What is needed:
Everything in the listing should be restated word for word.
╔══
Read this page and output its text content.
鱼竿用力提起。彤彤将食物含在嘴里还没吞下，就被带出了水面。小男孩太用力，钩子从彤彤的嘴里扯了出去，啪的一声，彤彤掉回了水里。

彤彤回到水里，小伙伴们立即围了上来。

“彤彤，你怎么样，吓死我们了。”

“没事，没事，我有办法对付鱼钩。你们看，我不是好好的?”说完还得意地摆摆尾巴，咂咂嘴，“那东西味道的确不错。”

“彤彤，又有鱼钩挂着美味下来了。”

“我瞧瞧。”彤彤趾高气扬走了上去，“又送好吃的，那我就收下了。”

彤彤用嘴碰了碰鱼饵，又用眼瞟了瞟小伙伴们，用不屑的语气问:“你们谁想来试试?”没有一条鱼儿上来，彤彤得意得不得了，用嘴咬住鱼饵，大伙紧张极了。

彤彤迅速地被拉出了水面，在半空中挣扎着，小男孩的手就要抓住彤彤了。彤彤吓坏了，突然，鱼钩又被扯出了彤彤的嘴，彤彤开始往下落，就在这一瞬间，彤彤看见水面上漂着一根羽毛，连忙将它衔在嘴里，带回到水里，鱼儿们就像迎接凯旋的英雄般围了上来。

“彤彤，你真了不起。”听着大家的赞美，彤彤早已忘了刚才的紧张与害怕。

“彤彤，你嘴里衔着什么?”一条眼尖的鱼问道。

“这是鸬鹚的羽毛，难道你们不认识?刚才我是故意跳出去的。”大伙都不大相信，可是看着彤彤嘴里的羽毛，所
╚══
Worked answer:
Read this page and output its text content.
鱼竿用力提起。彤彤将食物含在嘴里还没吞下，就被带出了水面。小男孩太用力，钩子从彤彤的嘴里扯了出去，啪的一声，彤彤掉回了水里。

彤彤回到水里，小伙伴们立即围了上来。

“彤彤，你怎么样，吓死我们了。”

“没事，没事，我有办法对付鱼钩。你们看，我不是好好的?”说完还得意地摆摆尾巴，咂咂嘴，“那东西味道的确不错。”

“彤彤，又有鱼钩挂着美味下来了。”

“我瞧瞧。”彤彤趾高气扬走了上去，“又送好吃的，那我就收下了。”

彤彤用嘴碰了碰鱼饵，又用眼瞟了瞟小伙伴们，用不屑的语气问:“你们谁想来试试?”没有一条鱼儿上来，彤彤得意得不得了，用嘴咬住鱼饵，大伙紧张极了。

彤彤迅速地被拉出了水面，在半空中挣扎着，小男孩的手就要抓住彤彤了。彤彤吓坏了，突然，鱼钩又被扯出了彤彤的嘴，彤彤开始往下落，就在这一瞬间，彤彤看见水面上漂着一根羽毛，连忙将它衔在嘴里，带回到水里，鱼儿们就像迎接凯旋的英雄般围了上来。

“彤彤，你真了不起。”听着大家的赞美，彤彤早已忘了刚才的紧张与害怕。

“彤彤，你嘴里衔着什么?”一条眼尖的鱼问道。

“这是鸬鹚的羽毛，难道你们不认识?刚才我是故意跳出去的。”大伙都不大相信，可是看着彤彤嘴里的羽毛，所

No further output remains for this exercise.